**AIM**
From the listing below, tally the lines that include "Paris". Return only the total.

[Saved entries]
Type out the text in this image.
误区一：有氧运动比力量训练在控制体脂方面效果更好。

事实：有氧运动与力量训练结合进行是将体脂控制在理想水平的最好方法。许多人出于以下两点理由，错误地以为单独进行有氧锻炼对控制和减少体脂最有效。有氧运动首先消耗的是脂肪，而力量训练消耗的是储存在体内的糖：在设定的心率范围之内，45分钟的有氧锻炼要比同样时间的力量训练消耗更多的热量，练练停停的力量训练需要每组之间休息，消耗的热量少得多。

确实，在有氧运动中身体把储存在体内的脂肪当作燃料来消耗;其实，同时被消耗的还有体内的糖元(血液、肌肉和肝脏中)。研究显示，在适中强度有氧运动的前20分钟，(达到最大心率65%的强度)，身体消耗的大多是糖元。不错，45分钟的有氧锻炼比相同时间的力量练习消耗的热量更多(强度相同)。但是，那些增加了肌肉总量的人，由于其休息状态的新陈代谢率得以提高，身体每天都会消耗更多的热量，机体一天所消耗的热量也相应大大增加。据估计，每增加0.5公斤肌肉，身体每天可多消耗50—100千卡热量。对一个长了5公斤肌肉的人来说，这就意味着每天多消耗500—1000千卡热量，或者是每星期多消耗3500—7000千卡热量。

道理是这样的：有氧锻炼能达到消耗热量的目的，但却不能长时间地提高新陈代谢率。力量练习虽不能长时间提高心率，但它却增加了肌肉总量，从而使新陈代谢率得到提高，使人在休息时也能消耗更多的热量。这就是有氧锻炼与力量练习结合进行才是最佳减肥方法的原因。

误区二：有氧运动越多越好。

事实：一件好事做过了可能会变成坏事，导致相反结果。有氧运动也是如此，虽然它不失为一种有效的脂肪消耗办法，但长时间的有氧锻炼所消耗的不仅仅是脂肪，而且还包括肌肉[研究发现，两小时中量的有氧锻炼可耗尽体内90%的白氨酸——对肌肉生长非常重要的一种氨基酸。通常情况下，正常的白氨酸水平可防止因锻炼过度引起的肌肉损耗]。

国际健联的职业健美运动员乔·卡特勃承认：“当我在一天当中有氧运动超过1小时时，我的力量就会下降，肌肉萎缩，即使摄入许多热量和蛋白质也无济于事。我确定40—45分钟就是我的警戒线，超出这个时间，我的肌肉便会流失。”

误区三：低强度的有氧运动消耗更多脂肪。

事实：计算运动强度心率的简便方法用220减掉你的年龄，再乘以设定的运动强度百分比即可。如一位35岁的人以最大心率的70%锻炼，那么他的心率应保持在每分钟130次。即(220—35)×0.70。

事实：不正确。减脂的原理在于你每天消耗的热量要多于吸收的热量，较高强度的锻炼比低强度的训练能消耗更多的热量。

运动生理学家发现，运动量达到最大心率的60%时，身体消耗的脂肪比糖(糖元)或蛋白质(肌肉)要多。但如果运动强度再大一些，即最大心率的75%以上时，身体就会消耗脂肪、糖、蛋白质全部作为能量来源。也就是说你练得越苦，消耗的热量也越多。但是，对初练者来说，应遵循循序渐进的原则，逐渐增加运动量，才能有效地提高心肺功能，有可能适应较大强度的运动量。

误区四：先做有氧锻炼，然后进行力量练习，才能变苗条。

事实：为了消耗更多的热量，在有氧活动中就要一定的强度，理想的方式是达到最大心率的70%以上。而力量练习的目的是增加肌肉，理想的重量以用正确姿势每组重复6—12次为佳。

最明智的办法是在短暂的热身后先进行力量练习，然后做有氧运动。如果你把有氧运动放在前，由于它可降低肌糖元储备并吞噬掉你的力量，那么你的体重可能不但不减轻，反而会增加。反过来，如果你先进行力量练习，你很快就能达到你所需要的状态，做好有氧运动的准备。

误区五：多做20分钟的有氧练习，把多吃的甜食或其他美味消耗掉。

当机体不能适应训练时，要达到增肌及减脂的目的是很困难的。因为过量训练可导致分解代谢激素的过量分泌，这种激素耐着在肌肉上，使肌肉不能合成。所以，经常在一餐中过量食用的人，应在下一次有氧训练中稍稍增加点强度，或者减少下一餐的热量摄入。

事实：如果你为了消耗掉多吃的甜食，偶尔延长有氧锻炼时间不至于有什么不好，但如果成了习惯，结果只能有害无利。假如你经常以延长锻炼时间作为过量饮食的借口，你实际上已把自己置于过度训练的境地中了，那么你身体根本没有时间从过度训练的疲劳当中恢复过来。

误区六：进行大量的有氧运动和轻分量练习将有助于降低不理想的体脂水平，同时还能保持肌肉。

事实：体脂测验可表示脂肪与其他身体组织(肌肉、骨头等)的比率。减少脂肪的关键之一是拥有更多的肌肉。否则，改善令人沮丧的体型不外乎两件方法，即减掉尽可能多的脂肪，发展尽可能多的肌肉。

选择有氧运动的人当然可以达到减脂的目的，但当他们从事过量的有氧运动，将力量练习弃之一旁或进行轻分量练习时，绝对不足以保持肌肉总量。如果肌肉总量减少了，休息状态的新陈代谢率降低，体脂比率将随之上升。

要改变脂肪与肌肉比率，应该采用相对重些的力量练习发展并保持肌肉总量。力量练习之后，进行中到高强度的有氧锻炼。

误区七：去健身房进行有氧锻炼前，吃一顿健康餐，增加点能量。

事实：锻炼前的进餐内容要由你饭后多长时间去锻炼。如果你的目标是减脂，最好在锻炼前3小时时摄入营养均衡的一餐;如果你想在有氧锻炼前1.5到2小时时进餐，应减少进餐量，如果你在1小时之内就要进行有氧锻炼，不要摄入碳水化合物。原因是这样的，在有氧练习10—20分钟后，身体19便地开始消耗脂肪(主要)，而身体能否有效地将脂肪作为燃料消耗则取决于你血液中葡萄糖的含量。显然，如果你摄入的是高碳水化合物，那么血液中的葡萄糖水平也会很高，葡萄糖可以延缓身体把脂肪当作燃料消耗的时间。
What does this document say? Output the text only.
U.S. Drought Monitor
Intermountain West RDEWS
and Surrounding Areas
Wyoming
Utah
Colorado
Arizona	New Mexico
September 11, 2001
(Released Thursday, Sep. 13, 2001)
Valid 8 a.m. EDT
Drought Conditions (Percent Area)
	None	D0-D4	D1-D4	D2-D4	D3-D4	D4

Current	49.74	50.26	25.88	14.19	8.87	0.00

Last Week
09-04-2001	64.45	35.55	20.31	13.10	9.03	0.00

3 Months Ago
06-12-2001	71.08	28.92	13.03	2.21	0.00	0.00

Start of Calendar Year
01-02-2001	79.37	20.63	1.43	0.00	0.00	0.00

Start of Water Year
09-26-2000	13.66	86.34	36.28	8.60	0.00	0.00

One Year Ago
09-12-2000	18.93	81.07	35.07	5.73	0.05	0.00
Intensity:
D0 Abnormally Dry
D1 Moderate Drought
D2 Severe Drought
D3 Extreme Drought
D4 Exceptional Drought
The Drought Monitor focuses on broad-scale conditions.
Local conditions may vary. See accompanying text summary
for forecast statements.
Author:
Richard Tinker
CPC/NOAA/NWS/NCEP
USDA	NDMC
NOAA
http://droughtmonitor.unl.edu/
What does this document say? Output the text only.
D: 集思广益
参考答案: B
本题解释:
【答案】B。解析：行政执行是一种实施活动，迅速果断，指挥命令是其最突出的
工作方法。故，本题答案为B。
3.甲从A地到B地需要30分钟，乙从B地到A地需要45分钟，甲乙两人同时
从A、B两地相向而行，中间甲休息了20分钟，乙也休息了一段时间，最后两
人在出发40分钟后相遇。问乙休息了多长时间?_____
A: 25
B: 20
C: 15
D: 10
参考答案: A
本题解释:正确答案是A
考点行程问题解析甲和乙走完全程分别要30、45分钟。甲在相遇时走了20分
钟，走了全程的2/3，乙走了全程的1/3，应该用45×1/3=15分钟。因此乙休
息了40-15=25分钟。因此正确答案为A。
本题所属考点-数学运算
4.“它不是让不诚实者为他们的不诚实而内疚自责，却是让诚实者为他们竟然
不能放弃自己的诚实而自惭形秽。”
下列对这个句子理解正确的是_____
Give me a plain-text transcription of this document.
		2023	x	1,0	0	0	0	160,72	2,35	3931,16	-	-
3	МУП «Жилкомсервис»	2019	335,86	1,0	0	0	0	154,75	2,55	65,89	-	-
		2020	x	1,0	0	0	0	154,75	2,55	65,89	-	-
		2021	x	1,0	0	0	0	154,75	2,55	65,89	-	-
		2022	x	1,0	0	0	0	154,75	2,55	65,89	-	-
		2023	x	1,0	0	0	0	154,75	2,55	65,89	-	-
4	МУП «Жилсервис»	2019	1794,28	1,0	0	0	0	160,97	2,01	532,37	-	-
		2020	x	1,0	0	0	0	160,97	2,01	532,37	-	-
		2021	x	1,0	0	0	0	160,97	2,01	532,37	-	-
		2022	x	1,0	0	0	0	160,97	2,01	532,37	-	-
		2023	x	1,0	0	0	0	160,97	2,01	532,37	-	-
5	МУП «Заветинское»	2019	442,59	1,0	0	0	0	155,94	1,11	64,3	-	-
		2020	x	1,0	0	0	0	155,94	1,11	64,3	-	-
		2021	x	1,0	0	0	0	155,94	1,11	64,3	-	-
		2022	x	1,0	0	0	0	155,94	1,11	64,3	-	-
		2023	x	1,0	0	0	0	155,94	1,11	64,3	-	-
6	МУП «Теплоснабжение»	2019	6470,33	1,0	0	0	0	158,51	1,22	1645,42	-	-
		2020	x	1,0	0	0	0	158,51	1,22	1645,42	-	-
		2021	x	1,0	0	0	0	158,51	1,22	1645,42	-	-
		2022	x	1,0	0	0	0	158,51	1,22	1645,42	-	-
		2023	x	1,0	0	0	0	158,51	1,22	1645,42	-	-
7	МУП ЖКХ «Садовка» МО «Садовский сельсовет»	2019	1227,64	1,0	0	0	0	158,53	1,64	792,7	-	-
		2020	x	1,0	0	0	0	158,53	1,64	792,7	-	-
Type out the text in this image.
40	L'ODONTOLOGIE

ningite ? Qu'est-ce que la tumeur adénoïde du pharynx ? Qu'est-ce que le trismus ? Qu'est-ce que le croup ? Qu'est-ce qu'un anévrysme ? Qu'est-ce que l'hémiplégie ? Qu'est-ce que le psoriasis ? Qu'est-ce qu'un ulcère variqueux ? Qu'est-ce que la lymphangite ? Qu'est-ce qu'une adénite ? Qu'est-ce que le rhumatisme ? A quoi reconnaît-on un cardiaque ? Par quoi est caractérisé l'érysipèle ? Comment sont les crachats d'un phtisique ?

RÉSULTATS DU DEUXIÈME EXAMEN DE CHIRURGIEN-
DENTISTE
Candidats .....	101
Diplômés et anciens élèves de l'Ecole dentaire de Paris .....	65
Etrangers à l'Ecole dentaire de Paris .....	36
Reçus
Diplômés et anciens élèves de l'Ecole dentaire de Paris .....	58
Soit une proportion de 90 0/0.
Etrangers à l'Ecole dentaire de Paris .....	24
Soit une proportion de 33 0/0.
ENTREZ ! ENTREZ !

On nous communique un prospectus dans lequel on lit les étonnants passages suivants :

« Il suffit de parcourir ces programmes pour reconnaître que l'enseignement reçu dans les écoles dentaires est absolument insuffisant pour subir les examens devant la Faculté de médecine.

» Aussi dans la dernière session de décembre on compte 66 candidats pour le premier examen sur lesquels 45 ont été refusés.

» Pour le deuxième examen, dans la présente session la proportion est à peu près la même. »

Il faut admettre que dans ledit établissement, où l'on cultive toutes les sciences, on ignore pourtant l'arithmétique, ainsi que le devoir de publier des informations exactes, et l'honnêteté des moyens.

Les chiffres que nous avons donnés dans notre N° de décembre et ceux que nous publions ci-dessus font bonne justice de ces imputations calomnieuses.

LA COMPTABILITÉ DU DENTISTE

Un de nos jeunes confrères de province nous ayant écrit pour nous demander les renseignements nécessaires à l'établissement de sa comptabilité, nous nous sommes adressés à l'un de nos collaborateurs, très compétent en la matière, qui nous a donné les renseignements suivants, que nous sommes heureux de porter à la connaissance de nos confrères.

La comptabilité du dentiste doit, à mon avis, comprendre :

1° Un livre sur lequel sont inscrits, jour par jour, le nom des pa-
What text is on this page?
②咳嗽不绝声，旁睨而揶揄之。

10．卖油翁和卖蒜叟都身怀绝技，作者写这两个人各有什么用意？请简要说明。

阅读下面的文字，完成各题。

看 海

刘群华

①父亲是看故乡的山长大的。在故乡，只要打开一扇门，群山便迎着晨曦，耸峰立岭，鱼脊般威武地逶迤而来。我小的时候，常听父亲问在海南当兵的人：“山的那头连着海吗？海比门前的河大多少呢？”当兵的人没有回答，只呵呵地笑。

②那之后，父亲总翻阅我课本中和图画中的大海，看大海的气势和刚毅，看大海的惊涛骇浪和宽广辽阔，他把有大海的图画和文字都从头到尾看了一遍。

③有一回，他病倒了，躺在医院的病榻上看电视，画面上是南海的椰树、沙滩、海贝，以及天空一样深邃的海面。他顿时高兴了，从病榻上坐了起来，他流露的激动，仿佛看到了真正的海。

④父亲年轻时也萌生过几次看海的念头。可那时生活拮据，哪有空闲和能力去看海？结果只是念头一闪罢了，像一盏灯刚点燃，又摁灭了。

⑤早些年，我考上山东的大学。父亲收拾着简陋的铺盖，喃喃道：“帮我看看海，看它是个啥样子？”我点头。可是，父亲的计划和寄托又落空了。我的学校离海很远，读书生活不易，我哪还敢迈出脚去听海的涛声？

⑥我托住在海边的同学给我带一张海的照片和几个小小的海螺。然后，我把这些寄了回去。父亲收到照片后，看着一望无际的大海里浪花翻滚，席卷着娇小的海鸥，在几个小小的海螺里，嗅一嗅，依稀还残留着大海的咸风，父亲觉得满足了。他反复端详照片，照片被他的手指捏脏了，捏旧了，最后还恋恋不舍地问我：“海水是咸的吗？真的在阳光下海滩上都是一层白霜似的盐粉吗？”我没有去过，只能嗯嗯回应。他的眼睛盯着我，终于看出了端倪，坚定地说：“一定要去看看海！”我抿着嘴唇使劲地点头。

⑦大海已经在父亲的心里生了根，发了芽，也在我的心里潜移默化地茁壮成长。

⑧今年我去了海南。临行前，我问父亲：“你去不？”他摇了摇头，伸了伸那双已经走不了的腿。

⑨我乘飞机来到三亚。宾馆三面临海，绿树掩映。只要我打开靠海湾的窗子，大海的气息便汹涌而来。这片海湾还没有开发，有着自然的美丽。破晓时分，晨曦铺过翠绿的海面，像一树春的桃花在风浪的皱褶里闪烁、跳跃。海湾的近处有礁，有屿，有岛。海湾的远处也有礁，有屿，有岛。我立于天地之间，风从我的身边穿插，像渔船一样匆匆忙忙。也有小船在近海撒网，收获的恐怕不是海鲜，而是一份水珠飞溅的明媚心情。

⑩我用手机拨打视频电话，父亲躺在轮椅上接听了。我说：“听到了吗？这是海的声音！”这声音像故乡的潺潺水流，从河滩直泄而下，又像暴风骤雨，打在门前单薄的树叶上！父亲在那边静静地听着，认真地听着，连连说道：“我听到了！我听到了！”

**ANSWER TO THE PROBLEM**
4